>>>>>

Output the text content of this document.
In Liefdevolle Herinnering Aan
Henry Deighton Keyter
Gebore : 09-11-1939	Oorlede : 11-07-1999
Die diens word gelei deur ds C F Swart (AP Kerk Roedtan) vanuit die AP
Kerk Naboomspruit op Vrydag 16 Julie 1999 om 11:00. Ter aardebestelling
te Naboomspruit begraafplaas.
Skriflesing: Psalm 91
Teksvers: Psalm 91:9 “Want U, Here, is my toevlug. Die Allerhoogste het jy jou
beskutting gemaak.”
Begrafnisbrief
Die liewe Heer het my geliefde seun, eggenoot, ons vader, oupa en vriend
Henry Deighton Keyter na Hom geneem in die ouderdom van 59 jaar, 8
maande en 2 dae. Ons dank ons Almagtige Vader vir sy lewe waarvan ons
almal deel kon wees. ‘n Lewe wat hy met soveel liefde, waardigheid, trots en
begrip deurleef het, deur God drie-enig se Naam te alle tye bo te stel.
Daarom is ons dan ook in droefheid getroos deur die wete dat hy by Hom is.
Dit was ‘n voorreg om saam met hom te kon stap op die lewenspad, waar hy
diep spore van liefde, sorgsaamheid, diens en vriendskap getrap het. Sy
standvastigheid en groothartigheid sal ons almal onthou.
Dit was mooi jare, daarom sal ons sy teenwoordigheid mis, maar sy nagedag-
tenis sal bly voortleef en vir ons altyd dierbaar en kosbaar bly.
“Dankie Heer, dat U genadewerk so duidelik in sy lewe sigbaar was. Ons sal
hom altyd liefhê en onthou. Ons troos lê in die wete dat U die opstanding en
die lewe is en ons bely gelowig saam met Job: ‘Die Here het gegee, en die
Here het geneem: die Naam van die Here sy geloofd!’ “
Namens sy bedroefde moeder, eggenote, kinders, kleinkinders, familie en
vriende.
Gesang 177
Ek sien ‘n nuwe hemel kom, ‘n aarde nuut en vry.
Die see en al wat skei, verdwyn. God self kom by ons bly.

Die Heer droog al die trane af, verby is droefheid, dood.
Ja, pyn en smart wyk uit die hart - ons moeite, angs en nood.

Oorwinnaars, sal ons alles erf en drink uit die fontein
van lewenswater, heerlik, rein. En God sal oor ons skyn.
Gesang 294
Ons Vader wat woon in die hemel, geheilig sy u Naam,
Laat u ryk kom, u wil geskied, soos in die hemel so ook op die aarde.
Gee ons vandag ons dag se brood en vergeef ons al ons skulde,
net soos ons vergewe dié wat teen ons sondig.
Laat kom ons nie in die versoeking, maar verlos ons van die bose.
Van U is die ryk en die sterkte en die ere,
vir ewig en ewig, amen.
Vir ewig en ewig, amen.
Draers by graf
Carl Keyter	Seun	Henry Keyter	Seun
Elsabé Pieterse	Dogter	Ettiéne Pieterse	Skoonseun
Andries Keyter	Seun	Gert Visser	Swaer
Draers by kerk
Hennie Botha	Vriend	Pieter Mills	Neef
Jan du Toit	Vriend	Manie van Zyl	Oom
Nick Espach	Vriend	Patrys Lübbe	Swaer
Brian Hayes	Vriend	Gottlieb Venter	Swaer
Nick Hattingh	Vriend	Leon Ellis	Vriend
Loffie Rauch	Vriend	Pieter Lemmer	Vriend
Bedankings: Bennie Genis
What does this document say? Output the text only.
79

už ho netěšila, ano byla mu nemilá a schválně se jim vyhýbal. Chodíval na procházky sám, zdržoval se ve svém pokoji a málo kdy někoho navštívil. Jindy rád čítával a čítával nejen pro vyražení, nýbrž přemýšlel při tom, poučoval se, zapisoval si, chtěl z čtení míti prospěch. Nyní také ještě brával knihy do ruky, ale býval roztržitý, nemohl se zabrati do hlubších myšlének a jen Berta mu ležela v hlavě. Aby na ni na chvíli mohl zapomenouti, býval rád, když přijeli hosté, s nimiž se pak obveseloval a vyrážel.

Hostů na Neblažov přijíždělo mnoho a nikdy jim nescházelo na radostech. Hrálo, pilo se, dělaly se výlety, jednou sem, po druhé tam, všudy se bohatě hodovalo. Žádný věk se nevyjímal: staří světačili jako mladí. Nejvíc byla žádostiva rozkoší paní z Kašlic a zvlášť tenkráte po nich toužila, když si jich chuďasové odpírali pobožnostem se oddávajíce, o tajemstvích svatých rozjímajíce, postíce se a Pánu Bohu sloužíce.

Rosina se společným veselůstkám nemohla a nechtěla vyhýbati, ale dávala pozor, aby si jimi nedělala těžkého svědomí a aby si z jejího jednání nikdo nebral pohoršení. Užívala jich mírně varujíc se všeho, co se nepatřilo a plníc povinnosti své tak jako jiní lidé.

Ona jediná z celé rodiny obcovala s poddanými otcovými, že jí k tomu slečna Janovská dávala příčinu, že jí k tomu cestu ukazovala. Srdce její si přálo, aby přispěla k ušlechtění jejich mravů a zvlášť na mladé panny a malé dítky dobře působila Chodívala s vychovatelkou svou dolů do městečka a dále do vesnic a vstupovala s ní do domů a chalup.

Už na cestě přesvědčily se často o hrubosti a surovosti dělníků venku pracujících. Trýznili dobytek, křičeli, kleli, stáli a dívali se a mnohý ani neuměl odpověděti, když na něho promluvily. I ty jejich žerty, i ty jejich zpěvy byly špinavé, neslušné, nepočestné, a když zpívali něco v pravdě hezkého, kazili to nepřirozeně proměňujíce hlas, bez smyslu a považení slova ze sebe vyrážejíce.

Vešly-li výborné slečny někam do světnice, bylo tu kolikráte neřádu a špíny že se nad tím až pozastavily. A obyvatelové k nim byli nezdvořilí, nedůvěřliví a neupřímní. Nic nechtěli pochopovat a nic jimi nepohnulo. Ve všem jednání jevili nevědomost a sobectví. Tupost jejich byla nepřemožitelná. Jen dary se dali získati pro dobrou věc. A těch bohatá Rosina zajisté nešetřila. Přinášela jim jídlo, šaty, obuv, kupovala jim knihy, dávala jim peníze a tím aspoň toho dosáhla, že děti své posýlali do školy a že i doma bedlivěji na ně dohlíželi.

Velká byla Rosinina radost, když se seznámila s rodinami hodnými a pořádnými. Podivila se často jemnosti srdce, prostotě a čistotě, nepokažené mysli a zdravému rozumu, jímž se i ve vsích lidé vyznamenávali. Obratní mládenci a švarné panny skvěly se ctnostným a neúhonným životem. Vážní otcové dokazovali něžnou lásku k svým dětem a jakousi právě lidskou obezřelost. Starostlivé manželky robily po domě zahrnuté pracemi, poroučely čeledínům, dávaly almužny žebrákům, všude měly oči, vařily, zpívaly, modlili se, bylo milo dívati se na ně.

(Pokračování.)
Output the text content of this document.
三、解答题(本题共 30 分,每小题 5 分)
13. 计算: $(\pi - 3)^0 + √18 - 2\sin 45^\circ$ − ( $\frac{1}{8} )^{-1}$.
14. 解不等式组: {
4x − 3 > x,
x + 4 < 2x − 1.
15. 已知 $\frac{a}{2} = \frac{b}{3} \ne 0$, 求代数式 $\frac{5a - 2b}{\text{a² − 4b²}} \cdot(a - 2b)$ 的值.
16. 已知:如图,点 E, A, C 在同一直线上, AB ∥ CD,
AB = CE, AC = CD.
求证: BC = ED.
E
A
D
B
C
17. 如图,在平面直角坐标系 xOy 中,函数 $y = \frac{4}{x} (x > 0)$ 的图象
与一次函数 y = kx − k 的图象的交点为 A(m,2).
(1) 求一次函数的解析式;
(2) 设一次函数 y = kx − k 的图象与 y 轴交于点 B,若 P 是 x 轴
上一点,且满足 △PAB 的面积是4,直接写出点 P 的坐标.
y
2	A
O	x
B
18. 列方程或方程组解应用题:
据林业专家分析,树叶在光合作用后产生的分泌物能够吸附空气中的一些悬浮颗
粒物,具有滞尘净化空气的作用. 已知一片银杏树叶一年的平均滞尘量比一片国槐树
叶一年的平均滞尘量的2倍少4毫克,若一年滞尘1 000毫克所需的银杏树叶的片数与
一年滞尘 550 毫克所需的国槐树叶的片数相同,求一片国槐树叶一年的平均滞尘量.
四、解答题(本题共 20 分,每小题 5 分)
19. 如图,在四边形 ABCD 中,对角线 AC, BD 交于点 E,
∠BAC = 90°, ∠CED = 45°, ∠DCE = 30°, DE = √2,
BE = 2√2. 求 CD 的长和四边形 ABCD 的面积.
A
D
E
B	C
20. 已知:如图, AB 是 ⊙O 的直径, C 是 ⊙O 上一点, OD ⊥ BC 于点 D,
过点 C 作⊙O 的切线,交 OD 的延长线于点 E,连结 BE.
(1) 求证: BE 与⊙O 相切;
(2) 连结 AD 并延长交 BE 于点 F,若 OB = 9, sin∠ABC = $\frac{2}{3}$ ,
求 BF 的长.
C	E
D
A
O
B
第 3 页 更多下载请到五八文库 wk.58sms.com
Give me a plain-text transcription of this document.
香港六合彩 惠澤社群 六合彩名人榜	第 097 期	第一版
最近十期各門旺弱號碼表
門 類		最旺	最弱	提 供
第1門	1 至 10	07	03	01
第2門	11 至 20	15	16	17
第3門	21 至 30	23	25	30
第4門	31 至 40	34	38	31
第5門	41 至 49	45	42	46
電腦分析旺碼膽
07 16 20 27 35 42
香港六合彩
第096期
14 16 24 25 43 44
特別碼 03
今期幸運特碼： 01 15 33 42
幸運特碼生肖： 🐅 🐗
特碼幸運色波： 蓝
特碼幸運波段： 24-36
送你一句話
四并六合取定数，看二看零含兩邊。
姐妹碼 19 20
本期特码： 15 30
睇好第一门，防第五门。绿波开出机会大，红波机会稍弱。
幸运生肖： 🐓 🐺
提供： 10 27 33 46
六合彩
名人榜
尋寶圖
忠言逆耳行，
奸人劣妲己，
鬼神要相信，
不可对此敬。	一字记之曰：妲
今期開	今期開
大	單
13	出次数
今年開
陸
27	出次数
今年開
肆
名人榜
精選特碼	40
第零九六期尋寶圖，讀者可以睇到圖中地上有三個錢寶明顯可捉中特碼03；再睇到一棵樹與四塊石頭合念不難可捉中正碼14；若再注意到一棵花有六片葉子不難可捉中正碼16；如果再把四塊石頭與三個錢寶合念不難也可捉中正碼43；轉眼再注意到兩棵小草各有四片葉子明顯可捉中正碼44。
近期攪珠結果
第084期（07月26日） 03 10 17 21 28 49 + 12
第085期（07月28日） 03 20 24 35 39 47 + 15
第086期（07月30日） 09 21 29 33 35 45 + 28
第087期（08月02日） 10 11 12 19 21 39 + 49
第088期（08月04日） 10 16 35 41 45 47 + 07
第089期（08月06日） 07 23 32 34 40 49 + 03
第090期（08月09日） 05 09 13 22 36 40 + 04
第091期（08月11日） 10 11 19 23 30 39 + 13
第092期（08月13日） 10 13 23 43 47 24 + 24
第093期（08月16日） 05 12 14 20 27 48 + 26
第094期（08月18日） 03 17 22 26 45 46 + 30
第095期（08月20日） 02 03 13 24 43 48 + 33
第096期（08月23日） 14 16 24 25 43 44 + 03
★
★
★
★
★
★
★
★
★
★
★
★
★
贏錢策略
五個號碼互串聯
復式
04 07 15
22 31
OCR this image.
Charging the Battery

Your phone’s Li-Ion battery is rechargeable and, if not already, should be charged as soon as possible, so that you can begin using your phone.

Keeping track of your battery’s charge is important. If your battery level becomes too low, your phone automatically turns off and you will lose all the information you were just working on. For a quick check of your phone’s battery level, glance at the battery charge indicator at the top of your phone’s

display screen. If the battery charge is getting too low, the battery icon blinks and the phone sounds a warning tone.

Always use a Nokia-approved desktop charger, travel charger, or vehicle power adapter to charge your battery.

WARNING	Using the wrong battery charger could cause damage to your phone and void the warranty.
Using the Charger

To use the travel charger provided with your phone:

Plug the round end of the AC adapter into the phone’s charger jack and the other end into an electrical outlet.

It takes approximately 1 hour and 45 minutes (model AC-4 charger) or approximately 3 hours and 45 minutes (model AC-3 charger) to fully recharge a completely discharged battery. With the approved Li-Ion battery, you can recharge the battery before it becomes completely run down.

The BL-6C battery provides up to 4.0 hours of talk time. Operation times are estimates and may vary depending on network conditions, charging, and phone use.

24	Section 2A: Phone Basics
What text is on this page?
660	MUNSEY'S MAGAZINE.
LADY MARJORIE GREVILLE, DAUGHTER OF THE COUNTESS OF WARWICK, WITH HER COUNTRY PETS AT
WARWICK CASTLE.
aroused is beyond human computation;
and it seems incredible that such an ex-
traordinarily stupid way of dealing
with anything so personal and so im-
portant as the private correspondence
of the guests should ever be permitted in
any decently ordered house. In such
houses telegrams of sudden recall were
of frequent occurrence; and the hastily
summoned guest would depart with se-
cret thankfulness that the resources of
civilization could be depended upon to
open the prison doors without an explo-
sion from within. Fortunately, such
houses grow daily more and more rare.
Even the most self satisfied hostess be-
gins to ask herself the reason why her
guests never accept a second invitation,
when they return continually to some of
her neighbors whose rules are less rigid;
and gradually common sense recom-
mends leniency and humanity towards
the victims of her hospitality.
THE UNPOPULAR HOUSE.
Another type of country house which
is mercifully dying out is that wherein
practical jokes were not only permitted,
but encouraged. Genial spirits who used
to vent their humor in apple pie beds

<<<<<

• _TO DO_:
Reproduce every line from the entries that holds the word "text".

• _RIGHT ANSWER_:
Output the text content of this document.
What does this document say? Output the text only.
Output the text content of this document.
15. 已知 $\frac{a}{2} = \frac{b}{3} \ne 0$, 求代数式 $\frac{5a - 2b}{\text{a² − 4b²}} \cdot(a - 2b)$ 的值.
Give me a plain-text transcription of this document.
What text is on this page?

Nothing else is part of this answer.